» THE EXERCISE
Go through the listing and pick out each line with the word "года" in it.

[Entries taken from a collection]
━━━━━━

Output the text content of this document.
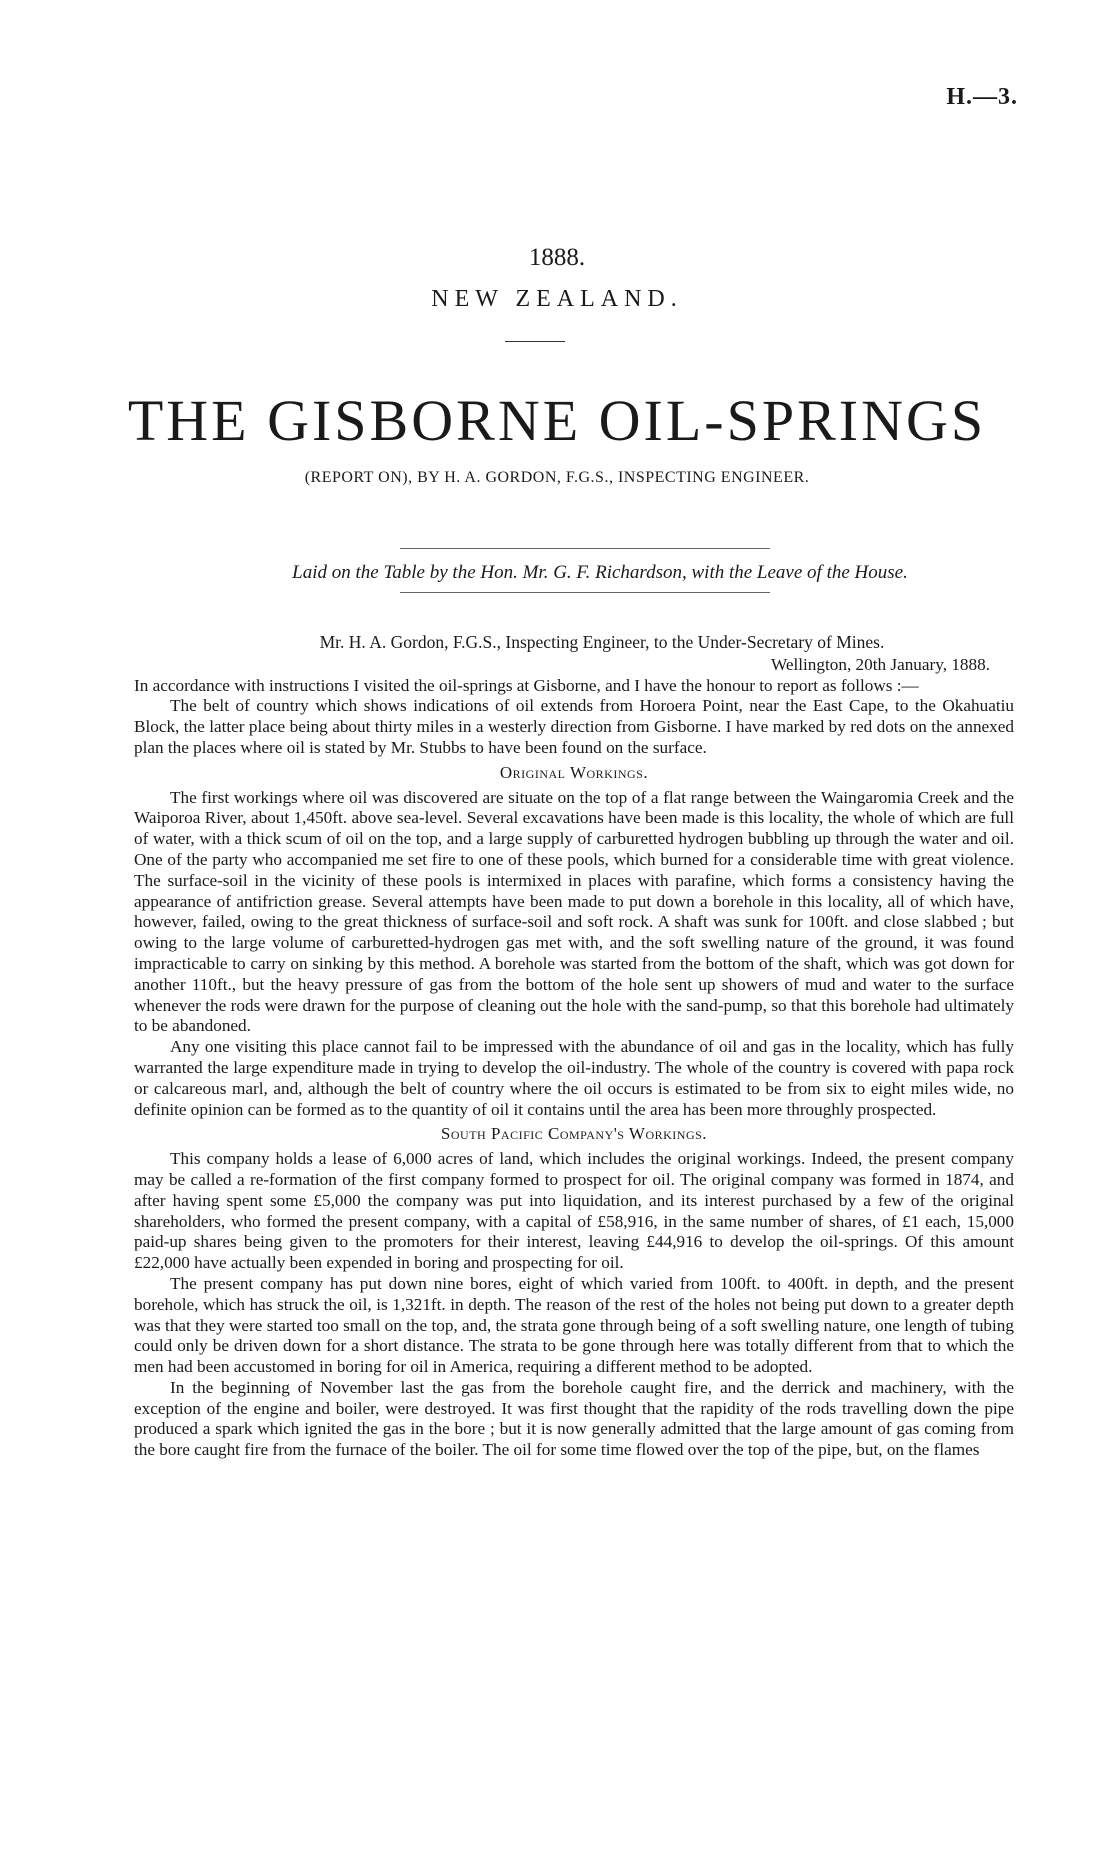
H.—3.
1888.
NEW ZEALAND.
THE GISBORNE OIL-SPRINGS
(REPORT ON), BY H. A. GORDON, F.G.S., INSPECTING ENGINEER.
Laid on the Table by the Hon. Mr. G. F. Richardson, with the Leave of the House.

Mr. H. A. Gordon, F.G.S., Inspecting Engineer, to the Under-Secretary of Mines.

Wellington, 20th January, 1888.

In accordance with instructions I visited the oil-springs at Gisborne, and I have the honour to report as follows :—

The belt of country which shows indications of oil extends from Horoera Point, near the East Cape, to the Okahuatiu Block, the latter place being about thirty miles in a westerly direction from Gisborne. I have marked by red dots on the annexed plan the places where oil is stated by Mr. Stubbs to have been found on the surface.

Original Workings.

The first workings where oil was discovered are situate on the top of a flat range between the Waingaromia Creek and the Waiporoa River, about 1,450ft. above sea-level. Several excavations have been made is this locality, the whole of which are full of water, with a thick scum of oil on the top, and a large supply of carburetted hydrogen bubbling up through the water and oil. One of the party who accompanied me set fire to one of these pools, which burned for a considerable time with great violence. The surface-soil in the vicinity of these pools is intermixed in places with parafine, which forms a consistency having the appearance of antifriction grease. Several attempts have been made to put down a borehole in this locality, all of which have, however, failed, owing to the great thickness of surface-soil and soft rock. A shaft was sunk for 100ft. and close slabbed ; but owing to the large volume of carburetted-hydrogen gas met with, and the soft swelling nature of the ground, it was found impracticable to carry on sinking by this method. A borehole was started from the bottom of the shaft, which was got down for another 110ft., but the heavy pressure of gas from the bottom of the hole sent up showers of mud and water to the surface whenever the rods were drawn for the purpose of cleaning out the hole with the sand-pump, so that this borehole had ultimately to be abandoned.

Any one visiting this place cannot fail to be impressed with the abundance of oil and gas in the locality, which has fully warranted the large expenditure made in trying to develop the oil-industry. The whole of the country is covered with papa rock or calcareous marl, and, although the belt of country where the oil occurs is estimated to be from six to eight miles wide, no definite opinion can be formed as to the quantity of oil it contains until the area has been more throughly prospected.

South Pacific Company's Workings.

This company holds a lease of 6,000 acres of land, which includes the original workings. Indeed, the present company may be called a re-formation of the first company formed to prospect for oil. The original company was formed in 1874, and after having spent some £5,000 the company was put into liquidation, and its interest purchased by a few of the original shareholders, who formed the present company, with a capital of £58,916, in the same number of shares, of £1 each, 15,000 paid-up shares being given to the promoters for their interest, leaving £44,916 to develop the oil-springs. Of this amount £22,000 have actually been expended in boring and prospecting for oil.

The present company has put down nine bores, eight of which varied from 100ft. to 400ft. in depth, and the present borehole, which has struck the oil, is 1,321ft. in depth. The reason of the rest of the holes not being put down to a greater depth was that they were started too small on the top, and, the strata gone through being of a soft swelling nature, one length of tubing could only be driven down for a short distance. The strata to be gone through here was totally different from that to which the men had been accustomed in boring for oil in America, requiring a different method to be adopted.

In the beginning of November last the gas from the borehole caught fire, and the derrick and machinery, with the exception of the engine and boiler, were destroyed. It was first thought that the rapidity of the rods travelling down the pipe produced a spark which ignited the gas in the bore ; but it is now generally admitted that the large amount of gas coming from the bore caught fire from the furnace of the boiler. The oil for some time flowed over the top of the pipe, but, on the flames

━━━━━━

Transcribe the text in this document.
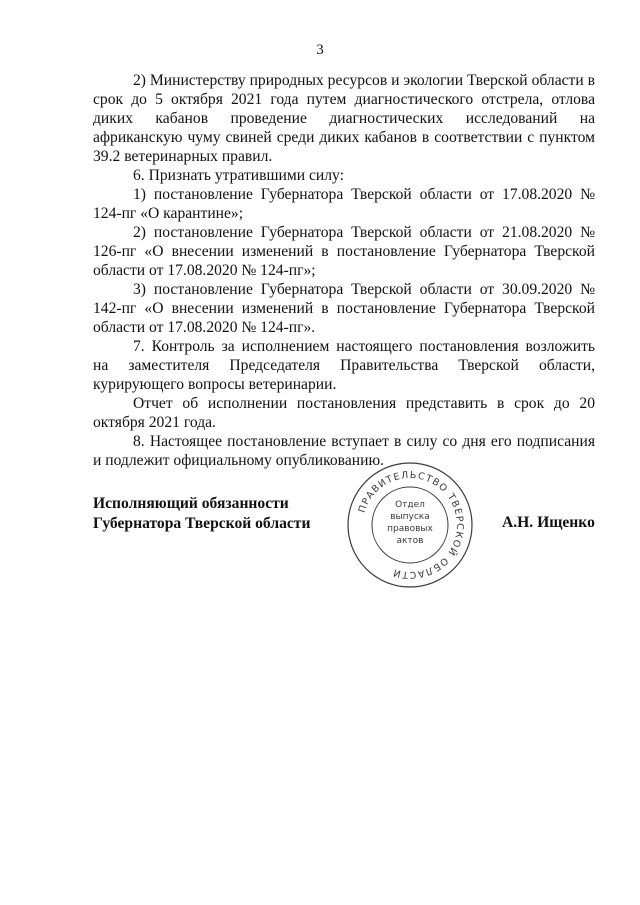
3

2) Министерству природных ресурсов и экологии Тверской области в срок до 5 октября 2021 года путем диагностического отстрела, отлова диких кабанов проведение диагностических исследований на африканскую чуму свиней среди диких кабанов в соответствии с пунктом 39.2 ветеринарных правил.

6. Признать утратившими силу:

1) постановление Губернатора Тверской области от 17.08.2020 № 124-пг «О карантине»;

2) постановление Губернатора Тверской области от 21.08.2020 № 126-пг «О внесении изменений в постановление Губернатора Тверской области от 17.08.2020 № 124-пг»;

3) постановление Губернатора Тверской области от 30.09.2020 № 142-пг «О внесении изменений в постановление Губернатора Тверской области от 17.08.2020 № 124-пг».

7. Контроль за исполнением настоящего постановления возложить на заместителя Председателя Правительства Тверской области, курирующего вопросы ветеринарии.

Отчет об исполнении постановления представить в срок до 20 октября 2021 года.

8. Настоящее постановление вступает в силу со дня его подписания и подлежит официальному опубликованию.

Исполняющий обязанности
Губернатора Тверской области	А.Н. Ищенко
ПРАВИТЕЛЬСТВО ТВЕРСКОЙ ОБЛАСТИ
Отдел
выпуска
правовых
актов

━━━━━━

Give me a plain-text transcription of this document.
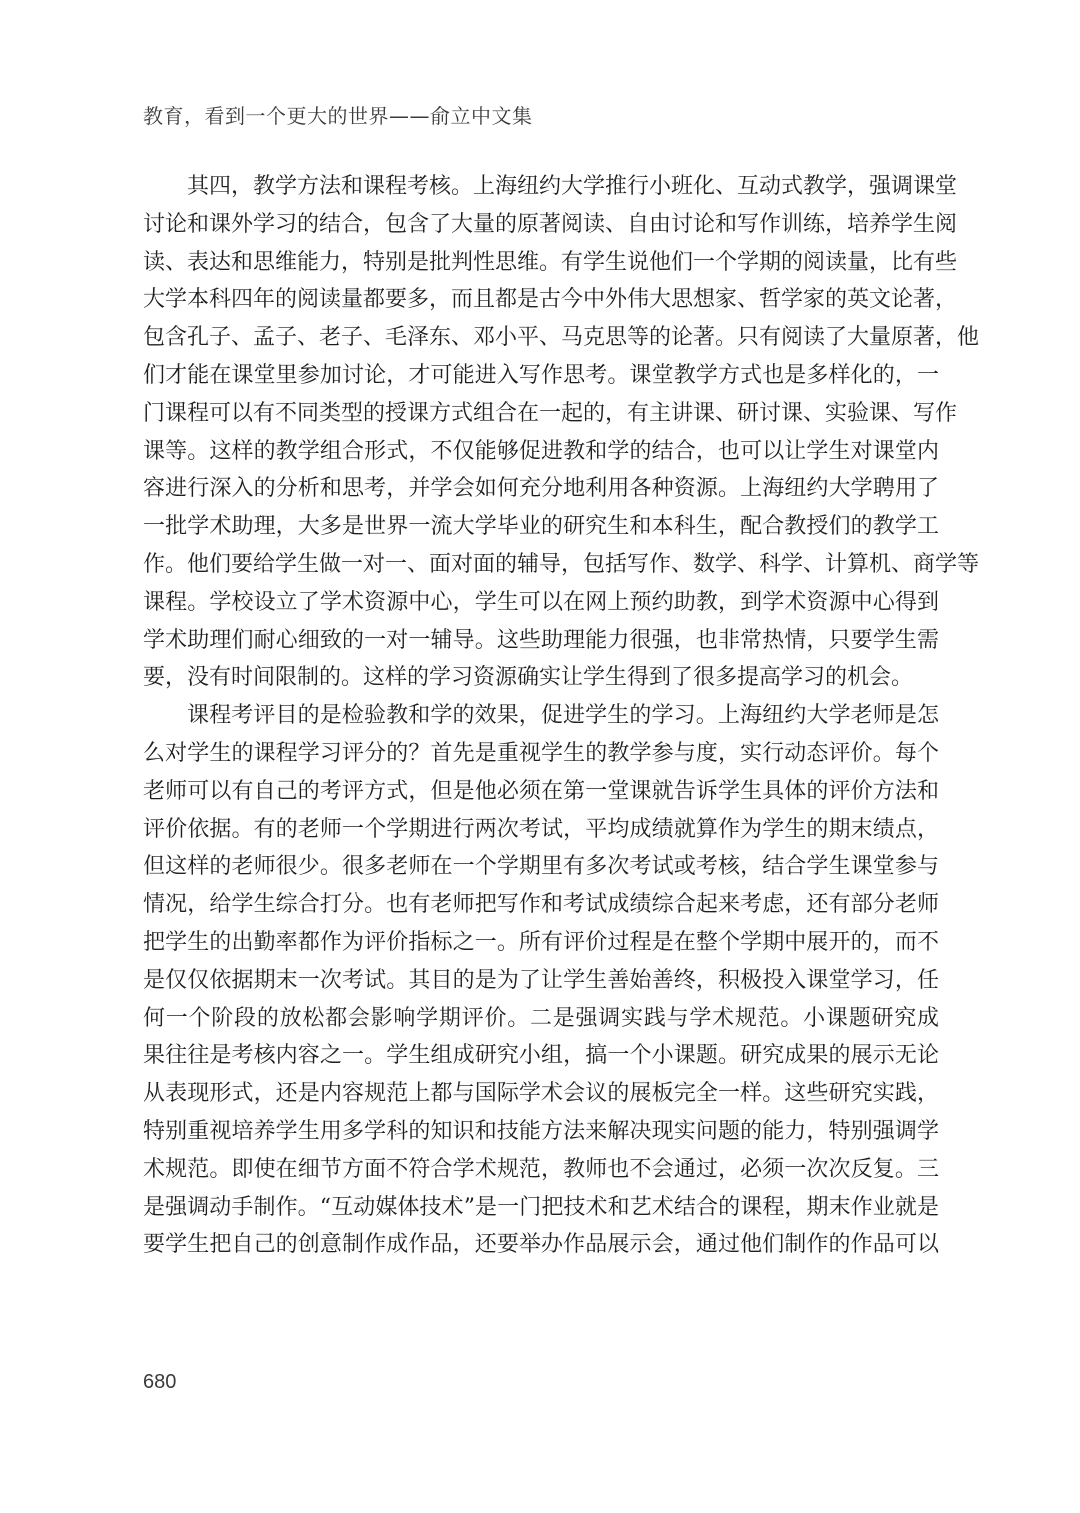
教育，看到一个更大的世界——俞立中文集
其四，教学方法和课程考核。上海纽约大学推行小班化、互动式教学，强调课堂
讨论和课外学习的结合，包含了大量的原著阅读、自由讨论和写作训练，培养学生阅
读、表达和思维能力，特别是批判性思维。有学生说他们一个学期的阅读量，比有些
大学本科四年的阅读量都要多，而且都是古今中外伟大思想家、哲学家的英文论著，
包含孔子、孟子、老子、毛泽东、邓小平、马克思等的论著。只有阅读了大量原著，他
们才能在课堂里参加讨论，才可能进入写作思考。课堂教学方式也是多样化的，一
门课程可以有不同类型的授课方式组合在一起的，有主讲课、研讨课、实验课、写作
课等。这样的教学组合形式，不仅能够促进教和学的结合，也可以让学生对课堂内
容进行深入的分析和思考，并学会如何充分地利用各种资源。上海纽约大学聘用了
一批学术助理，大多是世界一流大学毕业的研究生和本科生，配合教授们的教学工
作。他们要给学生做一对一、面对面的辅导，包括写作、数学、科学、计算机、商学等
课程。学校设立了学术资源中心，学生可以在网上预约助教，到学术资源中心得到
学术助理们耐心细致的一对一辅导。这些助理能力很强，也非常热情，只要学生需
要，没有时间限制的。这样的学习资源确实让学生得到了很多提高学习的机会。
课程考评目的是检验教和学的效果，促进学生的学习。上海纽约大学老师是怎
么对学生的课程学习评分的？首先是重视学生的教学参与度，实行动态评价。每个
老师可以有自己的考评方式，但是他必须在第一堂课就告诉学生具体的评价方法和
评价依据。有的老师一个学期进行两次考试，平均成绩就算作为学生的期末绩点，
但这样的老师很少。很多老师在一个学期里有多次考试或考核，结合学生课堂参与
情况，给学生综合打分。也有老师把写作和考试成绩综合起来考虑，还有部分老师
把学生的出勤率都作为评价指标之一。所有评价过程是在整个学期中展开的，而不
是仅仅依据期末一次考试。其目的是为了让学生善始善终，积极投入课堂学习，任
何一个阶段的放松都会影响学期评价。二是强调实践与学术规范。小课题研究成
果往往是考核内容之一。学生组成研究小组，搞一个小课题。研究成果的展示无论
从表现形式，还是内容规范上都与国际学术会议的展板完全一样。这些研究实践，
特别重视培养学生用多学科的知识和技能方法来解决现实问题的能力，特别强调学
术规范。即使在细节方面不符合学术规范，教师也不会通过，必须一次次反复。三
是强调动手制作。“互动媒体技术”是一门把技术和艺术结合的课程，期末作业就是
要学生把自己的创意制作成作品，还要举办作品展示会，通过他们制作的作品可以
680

━━━━━━

» SOLUTION TO THE PROBLEM
2) Министерству природных ресурсов и экологии Тверской области в срок до 5 октября 2021 года путем диагностического отстрела, отлова диких кабанов проведение диагностических исследований на африканскую чуму свиней среди диких кабанов в соответствии с пунктом 39.2 ветеринарных правил.
Отчет об исполнении постановления представить в срок до 20 октября 2021 года.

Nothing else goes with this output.